→ **DATA ENTRIES**
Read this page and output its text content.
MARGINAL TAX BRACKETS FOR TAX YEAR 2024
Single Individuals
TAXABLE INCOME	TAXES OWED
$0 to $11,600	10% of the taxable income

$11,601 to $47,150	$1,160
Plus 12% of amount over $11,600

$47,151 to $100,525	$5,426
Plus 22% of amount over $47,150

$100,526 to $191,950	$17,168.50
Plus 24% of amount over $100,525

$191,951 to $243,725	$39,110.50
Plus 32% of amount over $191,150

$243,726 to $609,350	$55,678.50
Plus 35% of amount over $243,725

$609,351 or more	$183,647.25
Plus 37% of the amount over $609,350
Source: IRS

→ **DO THIS**
Retype every entry above, word for word.

→ **COMPLETE RESPONSE**
Read this page and output its text content.
MARGINAL TAX BRACKETS FOR TAX YEAR 2024
Single Individuals
TAXABLE INCOME	TAXES OWED
$0 to $11,600	10% of the taxable income

$11,601 to $47,150	$1,160
Plus 12% of amount over $11,600

$47,151 to $100,525	$5,426
Plus 22% of amount over $47,150

$100,526 to $191,950	$17,168.50
Plus 24% of amount over $100,525

$191,951 to $243,725	$39,110.50
Plus 32% of amount over $191,150

$243,726 to $609,350	$55,678.50
Plus 35% of amount over $243,725

$609,351 or more	$183,647.25
Plus 37% of the amount over $609,350
Source: IRS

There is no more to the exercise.